**Requirements**
Locate the line that contains "What text is on this page?" in the entries below. Retype it and all following lines through the final one, character for character.

**Stored data**
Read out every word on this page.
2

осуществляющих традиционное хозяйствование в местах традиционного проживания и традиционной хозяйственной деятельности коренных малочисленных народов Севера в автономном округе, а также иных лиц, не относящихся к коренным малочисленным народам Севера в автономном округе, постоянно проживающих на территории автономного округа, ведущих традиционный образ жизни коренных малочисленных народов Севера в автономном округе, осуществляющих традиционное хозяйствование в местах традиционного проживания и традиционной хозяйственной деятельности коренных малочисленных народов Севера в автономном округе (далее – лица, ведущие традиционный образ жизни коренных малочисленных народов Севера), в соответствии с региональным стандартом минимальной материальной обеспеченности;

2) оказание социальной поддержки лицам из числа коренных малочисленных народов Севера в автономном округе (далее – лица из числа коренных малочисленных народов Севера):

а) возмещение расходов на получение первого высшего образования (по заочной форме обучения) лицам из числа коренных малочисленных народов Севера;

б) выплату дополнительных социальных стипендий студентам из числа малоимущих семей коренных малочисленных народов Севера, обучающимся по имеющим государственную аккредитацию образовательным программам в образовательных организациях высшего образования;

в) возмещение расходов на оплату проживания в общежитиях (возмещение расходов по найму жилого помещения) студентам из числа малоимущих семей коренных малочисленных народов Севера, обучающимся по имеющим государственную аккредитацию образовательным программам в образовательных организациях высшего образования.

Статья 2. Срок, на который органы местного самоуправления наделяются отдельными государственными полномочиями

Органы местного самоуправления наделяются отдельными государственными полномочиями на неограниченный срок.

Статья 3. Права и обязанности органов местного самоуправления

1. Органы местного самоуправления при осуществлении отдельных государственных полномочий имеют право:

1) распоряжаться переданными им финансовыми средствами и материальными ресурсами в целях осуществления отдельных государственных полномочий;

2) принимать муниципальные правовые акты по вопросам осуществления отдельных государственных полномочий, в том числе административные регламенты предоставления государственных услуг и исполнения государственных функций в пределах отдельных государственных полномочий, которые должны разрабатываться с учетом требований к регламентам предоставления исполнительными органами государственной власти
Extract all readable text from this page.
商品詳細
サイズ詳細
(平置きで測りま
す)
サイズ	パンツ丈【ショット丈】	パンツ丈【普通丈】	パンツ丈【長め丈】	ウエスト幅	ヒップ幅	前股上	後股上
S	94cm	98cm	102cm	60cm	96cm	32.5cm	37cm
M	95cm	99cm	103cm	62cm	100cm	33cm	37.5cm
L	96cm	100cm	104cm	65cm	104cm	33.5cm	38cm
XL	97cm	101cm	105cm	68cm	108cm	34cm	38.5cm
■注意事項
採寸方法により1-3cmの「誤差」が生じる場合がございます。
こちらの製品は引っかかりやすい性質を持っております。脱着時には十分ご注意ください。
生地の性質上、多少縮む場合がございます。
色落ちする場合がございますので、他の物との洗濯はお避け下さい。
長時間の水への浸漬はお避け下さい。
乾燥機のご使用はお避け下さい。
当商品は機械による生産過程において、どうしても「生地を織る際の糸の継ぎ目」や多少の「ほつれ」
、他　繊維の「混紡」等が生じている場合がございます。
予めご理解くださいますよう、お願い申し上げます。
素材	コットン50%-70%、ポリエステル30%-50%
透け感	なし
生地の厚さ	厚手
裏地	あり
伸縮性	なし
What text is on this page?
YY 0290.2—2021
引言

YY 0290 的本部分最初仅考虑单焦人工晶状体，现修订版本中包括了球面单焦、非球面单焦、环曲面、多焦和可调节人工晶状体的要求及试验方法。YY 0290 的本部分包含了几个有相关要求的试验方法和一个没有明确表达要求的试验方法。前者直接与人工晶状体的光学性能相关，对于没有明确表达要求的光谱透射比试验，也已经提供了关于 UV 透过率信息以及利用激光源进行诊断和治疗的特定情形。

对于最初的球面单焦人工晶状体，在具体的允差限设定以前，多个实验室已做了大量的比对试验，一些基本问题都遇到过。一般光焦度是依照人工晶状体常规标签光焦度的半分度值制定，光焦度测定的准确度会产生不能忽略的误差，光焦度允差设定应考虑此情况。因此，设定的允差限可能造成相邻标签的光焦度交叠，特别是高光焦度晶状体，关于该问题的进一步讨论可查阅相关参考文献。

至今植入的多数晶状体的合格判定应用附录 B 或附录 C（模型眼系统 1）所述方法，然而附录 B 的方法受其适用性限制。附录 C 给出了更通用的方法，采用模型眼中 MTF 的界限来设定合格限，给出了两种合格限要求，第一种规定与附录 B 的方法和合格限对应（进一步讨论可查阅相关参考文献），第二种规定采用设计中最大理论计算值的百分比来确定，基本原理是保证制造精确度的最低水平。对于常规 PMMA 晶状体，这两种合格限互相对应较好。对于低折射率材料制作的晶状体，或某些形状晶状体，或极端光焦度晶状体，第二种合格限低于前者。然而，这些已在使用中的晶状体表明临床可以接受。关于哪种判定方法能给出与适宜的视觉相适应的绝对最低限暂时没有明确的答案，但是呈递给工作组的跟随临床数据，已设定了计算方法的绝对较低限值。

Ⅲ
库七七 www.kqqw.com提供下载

**Final answer**
What text is on this page?
YY 0290.2—2021
引言

YY 0290 的本部分最初仅考虑单焦人工晶状体，现修订版本中包括了球面单焦、非球面单焦、环曲面、多焦和可调节人工晶状体的要求及试验方法。YY 0290 的本部分包含了几个有相关要求的试验方法和一个没有明确表达要求的试验方法。前者直接与人工晶状体的光学性能相关，对于没有明确表达要求的光谱透射比试验，也已经提供了关于 UV 透过率信息以及利用激光源进行诊断和治疗的特定情形。

对于最初的球面单焦人工晶状体，在具体的允差限设定以前，多个实验室已做了大量的比对试验，一些基本问题都遇到过。一般光焦度是依照人工晶状体常规标签光焦度的半分度值制定，光焦度测定的准确度会产生不能忽略的误差，光焦度允差设定应考虑此情况。因此，设定的允差限可能造成相邻标签的光焦度交叠，特别是高光焦度晶状体，关于该问题的进一步讨论可查阅相关参考文献。

至今植入的多数晶状体的合格判定应用附录 B 或附录 C（模型眼系统 1）所述方法，然而附录 B 的方法受其适用性限制。附录 C 给出了更通用的方法，采用模型眼中 MTF 的界限来设定合格限，给出了两种合格限要求，第一种规定与附录 B 的方法和合格限对应（进一步讨论可查阅相关参考文献），第二种规定采用设计中最大理论计算值的百分比来确定，基本原理是保证制造精确度的最低水平。对于常规 PMMA 晶状体，这两种合格限互相对应较好。对于低折射率材料制作的晶状体，或某些形状晶状体，或极端光焦度晶状体，第二种合格限低于前者。然而，这些已在使用中的晶状体表明临床可以接受。关于哪种判定方法能给出与适宜的视觉相适应的绝对最低限暂时没有明确的答案，但是呈递给工作组的跟随临床数据，已设定了计算方法的绝对较低限值。

Ⅲ
库七七 www.kqqw.com提供下载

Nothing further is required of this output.